• **Work required**
Write out the material exactly, leaving every picture behind.

Stored data entries:
══════

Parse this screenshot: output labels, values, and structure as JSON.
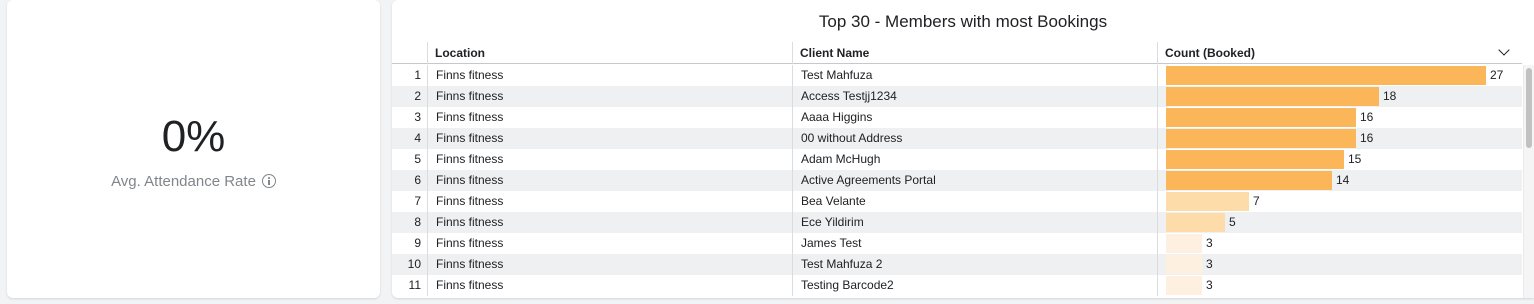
{
  "kpi": {
    "value": "0%",
    "label": "Avg. Attendance Rate"
  },
  "table": {
    "title": "Top 30 - Members with most Bookings",
    "columns": [
      "Location",
      "Client Name",
      "Count (Booked)"
    ],
    "rows": [
      {
        "index": "1",
        "location": "Finns fitness",
        "client": "Test Mahfuza",
        "count": 27
      },
      {
        "index": "2",
        "location": "Finns fitness",
        "client": "Access Testjj1234",
        "count": 18
      },
      {
        "index": "3",
        "location": "Finns fitness",
        "client": "Aaaa Higgins",
        "count": 16
      },
      {
        "index": "4",
        "location": "Finns fitness",
        "client": "00 without Address",
        "count": 16
      },
      {
        "index": "5",
        "location": "Finns fitness",
        "client": "Adam McHugh",
        "count": 15
      },
      {
        "index": "6",
        "location": "Finns fitness",
        "client": "Active Agreements Portal",
        "count": 14
      },
      {
        "index": "7",
        "location": "Finns fitness",
        "client": "Bea Velante",
        "count": 7
      },
      {
        "index": "8",
        "location": "Finns fitness",
        "client": "Ece Yildirim",
        "count": 5
      },
      {
        "index": "9",
        "location": "Finns fitness",
        "client": "James Test",
        "count": 3
      },
      {
        "index": "10",
        "location": "Finns fitness",
        "client": "Test Mahfuza 2",
        "count": 3
      },
      {
        "index": "11",
        "location": "Finns fitness",
        "client": "Testing Barcode2",
        "count": 3
      }
    ],
    "colors": {
      "bar_high": "#fbb65a",
      "bar_mid": "#fddcaa",
      "bar_low": "#fdf0e0"
    },
    "icons": {
      "sort": "chevron-down-icon",
      "info": "info-icon"
    }
  }
}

══════

• **Task result**
Parse this screenshot: output labels, values, and structure as JSON.
{
  "kpi": {
    "value": "0%",
    "label": "Avg. Attendance Rate"
  },
  "table": {
    "title": "Top 30 - Members with most Bookings",
    "columns": [
      "Location",
      "Client Name",
      "Count (Booked)"
    ],
    "rows": [
      {
        "index": "1",
        "location": "Finns fitness",
        "client": "Test Mahfuza",
        "count": 27
      },
      {
        "index": "2",
        "location": "Finns fitness",
        "client": "Access Testjj1234",
        "count": 18
      },
      {
        "index": "3",
        "location": "Finns fitness",
        "client": "Aaaa Higgins",
        "count": 16
      },
      {
        "index": "4",
        "location": "Finns fitness",
        "client": "00 without Address",
        "count": 16
      },
      {
        "index": "5",
        "location": "Finns fitness",
        "client": "Adam McHugh",
        "count": 15
      },
      {
        "index": "6",
        "location": "Finns fitness",
        "client": "Active Agreements Portal",
        "count": 14
      },
      {
        "index": "7",
        "location": "Finns fitness",
        "client": "Bea Velante",
        "count": 7
      },
      {
        "index": "8",
        "location": "Finns fitness",
        "client": "Ece Yildirim",
        "count": 5
      },
      {
        "index": "9",
        "location": "Finns fitness",
        "client": "James Test",
        "count": 3
      },
      {
        "index": "10",
        "location": "Finns fitness",
        "client": "Test Mahfuza 2",
        "count": 3
      },
      {
        "index": "11",
        "location": "Finns fitness",
        "client": "Testing Barcode2",
        "count": 3
      }
    ],
    "colors": {
      "bar_high": "#fbb65a",
      "bar_mid": "#fddcaa",
      "bar_low": "#fdf0e0"
    },
    "icons": {
      "sort": "chevron-down-icon",
      "info": "info-icon"
    }
  }
}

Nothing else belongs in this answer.